Written problem: Copy every line, leaving nothing out and adding nothing.

Available records:
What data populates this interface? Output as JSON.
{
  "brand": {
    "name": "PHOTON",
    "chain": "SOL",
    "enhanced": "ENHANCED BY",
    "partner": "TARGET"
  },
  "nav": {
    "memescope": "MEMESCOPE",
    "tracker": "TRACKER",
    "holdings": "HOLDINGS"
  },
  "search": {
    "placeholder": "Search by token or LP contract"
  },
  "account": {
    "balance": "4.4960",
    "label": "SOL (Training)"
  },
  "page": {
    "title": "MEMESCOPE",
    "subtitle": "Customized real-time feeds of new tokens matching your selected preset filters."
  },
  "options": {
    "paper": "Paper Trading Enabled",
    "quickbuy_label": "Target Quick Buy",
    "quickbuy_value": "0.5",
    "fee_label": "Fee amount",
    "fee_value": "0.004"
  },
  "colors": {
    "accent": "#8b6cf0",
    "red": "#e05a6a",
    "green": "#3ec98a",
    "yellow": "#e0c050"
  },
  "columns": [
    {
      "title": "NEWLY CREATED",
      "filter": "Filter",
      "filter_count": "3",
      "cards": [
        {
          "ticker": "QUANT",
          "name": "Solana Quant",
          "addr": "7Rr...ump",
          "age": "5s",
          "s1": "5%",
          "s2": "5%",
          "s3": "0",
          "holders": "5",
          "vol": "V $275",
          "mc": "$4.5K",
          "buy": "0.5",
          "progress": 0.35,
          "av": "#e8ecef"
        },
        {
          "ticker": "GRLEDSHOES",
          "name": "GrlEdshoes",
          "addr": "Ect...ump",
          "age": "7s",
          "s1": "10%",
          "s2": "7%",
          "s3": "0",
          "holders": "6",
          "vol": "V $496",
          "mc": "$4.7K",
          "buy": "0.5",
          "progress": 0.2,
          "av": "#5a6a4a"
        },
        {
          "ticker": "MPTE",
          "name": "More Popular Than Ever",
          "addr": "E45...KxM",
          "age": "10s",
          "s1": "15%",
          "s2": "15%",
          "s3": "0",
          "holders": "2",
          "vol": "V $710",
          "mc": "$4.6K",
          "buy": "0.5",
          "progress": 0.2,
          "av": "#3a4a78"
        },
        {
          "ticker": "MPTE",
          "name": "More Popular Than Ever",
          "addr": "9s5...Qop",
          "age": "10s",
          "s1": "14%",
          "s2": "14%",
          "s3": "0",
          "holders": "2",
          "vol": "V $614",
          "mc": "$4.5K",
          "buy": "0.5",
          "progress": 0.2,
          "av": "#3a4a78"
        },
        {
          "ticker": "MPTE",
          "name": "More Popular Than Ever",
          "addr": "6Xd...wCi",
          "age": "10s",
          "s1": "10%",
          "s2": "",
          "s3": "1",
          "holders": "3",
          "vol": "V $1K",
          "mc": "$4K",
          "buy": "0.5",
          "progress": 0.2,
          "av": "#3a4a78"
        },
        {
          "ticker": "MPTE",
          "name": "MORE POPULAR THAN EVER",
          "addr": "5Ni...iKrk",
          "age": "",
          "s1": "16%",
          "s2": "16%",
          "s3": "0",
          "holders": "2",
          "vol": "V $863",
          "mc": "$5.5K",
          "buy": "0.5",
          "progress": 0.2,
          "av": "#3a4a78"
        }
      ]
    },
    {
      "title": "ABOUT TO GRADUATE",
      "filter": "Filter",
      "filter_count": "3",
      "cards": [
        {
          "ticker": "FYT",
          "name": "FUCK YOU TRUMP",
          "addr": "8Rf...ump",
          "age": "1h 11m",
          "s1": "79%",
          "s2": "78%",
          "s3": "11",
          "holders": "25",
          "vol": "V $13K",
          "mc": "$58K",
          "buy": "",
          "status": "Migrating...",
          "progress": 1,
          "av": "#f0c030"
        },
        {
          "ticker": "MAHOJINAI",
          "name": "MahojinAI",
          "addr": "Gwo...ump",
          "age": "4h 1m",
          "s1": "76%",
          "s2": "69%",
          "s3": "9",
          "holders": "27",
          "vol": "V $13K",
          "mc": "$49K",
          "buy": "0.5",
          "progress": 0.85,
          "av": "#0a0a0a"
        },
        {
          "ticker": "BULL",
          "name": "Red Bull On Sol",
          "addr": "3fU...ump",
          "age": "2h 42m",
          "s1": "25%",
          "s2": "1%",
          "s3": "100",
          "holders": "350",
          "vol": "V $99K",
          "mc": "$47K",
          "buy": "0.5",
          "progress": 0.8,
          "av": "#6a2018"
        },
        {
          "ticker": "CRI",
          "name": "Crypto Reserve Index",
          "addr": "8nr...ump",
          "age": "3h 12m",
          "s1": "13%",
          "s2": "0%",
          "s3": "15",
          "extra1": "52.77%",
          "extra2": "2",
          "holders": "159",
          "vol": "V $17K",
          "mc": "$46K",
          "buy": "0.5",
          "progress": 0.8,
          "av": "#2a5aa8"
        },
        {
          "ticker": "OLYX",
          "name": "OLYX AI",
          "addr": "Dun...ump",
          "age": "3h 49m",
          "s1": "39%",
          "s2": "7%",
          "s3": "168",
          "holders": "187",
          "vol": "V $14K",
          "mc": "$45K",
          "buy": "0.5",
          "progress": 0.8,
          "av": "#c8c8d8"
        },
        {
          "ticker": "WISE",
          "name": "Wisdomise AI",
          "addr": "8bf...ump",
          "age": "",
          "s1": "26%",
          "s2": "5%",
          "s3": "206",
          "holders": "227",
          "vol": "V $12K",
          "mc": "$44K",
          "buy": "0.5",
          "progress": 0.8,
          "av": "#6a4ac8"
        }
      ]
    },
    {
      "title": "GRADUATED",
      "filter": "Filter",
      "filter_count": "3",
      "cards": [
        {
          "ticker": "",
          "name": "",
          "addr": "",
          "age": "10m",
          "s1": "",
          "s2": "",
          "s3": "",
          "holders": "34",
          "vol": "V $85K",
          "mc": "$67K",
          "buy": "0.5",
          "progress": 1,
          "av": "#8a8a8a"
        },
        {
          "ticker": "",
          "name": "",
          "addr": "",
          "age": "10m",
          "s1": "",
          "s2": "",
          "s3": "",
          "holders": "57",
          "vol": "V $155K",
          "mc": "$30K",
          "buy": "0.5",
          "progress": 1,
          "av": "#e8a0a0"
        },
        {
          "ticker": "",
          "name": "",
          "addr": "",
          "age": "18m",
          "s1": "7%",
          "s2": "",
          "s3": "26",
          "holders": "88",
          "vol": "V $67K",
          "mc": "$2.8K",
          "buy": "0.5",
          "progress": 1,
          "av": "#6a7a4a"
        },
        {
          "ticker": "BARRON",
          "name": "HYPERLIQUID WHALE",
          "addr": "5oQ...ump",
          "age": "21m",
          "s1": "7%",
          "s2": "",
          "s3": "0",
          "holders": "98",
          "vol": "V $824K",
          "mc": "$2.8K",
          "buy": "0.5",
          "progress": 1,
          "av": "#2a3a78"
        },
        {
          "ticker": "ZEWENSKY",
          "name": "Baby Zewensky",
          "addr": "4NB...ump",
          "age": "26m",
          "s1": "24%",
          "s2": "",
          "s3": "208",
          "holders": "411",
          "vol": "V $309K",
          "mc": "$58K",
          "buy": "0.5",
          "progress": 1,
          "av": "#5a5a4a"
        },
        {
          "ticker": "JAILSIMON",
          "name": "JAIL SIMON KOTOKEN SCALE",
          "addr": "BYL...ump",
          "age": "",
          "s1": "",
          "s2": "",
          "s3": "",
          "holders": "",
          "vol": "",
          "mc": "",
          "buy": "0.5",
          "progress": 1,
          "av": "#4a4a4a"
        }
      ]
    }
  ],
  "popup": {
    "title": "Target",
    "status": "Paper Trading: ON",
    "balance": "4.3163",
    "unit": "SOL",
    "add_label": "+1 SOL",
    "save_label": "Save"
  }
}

Response to this task:
What data populates this interface? Output as JSON.
{
  "brand": {
    "name": "PHOTON",
    "chain": "SOL",
    "enhanced": "ENHANCED BY",
    "partner": "TARGET"
  },
  "nav": {
    "memescope": "MEMESCOPE",
    "tracker": "TRACKER",
    "holdings": "HOLDINGS"
  },
  "search": {
    "placeholder": "Search by token or LP contract"
  },
  "account": {
    "balance": "4.4960",
    "label": "SOL (Training)"
  },
  "page": {
    "title": "MEMESCOPE",
    "subtitle": "Customized real-time feeds of new tokens matching your selected preset filters."
  },
  "options": {
    "paper": "Paper Trading Enabled",
    "quickbuy_label": "Target Quick Buy",
    "quickbuy_value": "0.5",
    "fee_label": "Fee amount",
    "fee_value": "0.004"
  },
  "colors": {
    "accent": "#8b6cf0",
    "red": "#e05a6a",
    "green": "#3ec98a",
    "yellow": "#e0c050"
  },
  "columns": [
    {
      "title": "NEWLY CREATED",
      "filter": "Filter",
      "filter_count": "3",
      "cards": [
        {
          "ticker": "QUANT",
          "name": "Solana Quant",
          "addr": "7Rr...ump",
          "age": "5s",
          "s1": "5%",
          "s2": "5%",
          "s3": "0",
          "holders": "5",
          "vol": "V $275",
          "mc": "$4.5K",
          "buy": "0.5",
          "progress": 0.35,
          "av": "#e8ecef"
        },
        {
          "ticker": "GRLEDSHOES",
          "name": "GrlEdshoes",
          "addr": "Ect...ump",
          "age": "7s",
          "s1": "10%",
          "s2": "7%",
          "s3": "0",
          "holders": "6",
          "vol": "V $496",
          "mc": "$4.7K",
          "buy": "0.5",
          "progress": 0.2,
          "av": "#5a6a4a"
        },
        {
          "ticker": "MPTE",
          "name": "More Popular Than Ever",
          "addr": "E45...KxM",
          "age": "10s",
          "s1": "15%",
          "s2": "15%",
          "s3": "0",
          "holders": "2",
          "vol": "V $710",
          "mc": "$4.6K",
          "buy": "0.5",
          "progress": 0.2,
          "av": "#3a4a78"
        },
        {
          "ticker": "MPTE",
          "name": "More Popular Than Ever",
          "addr": "9s5...Qop",
          "age": "10s",
          "s1": "14%",
          "s2": "14%",
          "s3": "0",
          "holders": "2",
          "vol": "V $614",
          "mc": "$4.5K",
          "buy": "0.5",
          "progress": 0.2,
          "av": "#3a4a78"
        },
        {
          "ticker": "MPTE",
          "name": "More Popular Than Ever",
          "addr": "6Xd...wCi",
          "age": "10s",
          "s1": "10%",
          "s2": "",
          "s3": "1",
          "holders": "3",
          "vol": "V $1K",
          "mc": "$4K",
          "buy": "0.5",
          "progress": 0.2,
          "av": "#3a4a78"
        },
        {
          "ticker": "MPTE",
          "name": "MORE POPULAR THAN EVER",
          "addr": "5Ni...iKrk",
          "age": "",
          "s1": "16%",
          "s2": "16%",
          "s3": "0",
          "holders": "2",
          "vol": "V $863",
          "mc": "$5.5K",
          "buy": "0.5",
          "progress": 0.2,
          "av": "#3a4a78"
        }
      ]
    },
    {
      "title": "ABOUT TO GRADUATE",
      "filter": "Filter",
      "filter_count": "3",
      "cards": [
        {
          "ticker": "FYT",
          "name": "FUCK YOU TRUMP",
          "addr": "8Rf...ump",
          "age": "1h 11m",
          "s1": "79%",
          "s2": "78%",
          "s3": "11",
          "holders": "25",
          "vol": "V $13K",
          "mc": "$58K",
          "buy": "",
          "status": "Migrating...",
          "progress": 1,
          "av": "#f0c030"
        },
        {
          "ticker": "MAHOJINAI",
          "name": "MahojinAI",
          "addr": "Gwo...ump",
          "age": "4h 1m",
          "s1": "76%",
          "s2": "69%",
          "s3": "9",
          "holders": "27",
          "vol": "V $13K",
          "mc": "$49K",
          "buy": "0.5",
          "progress": 0.85,
          "av": "#0a0a0a"
        },
        {
          "ticker": "BULL",
          "name": "Red Bull On Sol",
          "addr": "3fU...ump",
          "age": "2h 42m",
          "s1": "25%",
          "s2": "1%",
          "s3": "100",
          "holders": "350",
          "vol": "V $99K",
          "mc": "$47K",
          "buy": "0.5",
          "progress": 0.8,
          "av": "#6a2018"
        },
        {
          "ticker": "CRI",
          "name": "Crypto Reserve Index",
          "addr": "8nr...ump",
          "age": "3h 12m",
          "s1": "13%",
          "s2": "0%",
          "s3": "15",
          "extra1": "52.77%",
          "extra2": "2",
          "holders": "159",
          "vol": "V $17K",
          "mc": "$46K",
          "buy": "0.5",
          "progress": 0.8,
          "av": "#2a5aa8"
        },
        {
          "ticker": "OLYX",
          "name": "OLYX AI",
          "addr": "Dun...ump",
          "age": "3h 49m",
          "s1": "39%",
          "s2": "7%",
          "s3": "168",
          "holders": "187",
          "vol": "V $14K",
          "mc": "$45K",
          "buy": "0.5",
          "progress": 0.8,
          "av": "#c8c8d8"
        },
        {
          "ticker": "WISE",
          "name": "Wisdomise AI",
          "addr": "8bf...ump",
          "age": "",
          "s1": "26%",
          "s2": "5%",
          "s3": "206",
          "holders": "227",
          "vol": "V $12K",
          "mc": "$44K",
          "buy": "0.5",
          "progress": 0.8,
          "av": "#6a4ac8"
        }
      ]
    },
    {
      "title": "GRADUATED",
      "filter": "Filter",
      "filter_count": "3",
      "cards": [
        {
          "ticker": "",
          "name": "",
          "addr": "",
          "age": "10m",
          "s1": "",
          "s2": "",
          "s3": "",
          "holders": "34",
          "vol": "V $85K",
          "mc": "$67K",
          "buy": "0.5",
          "progress": 1,
          "av": "#8a8a8a"
        },
        {
          "ticker": "",
          "name": "",
          "addr": "",
          "age": "10m",
          "s1": "",
          "s2": "",
          "s3": "",
          "holders": "57",
          "vol": "V $155K",
          "mc": "$30K",
          "buy": "0.5",
          "progress": 1,
          "av": "#e8a0a0"
        },
        {
          "ticker": "",
          "name": "",
          "addr": "",
          "age": "18m",
          "s1": "7%",
          "s2": "",
          "s3": "26",
          "holders": "88",
          "vol": "V $67K",
          "mc": "$2.8K",
          "buy": "0.5",
          "progress": 1,
          "av": "#6a7a4a"
        },
        {
          "ticker": "BARRON",
          "name": "HYPERLIQUID WHALE",
          "addr": "5oQ...ump",
          "age": "21m",
          "s1": "7%",
          "s2": "",
          "s3": "0",
          "holders": "98",
          "vol": "V $824K",
          "mc": "$2.8K",
          "buy": "0.5",
          "progress": 1,
          "av": "#2a3a78"
        },
        {
          "ticker": "ZEWENSKY",
          "name": "Baby Zewensky",
          "addr": "4NB...ump",
          "age": "26m",
          "s1": "24%",
          "s2": "",
          "s3": "208",
          "holders": "411",
          "vol": "V $309K",
          "mc": "$58K",
          "buy": "0.5",
          "progress": 1,
          "av": "#5a5a4a"
        },
        {
          "ticker": "JAILSIMON",
          "name": "JAIL SIMON KOTOKEN SCALE",
          "addr": "BYL...ump",
          "age": "",
          "s1": "",
          "s2": "",
          "s3": "",
          "holders": "",
          "vol": "",
          "mc": "",
          "buy": "0.5",
          "progress": 1,
          "av": "#4a4a4a"
        }
      ]
    }
  ],
  "popup": {
    "title": "Target",
    "status": "Paper Trading: ON",
    "balance": "4.3163",
    "unit": "SOL",
    "add_label": "+1 SOL",
    "save_label": "Save"
  }
}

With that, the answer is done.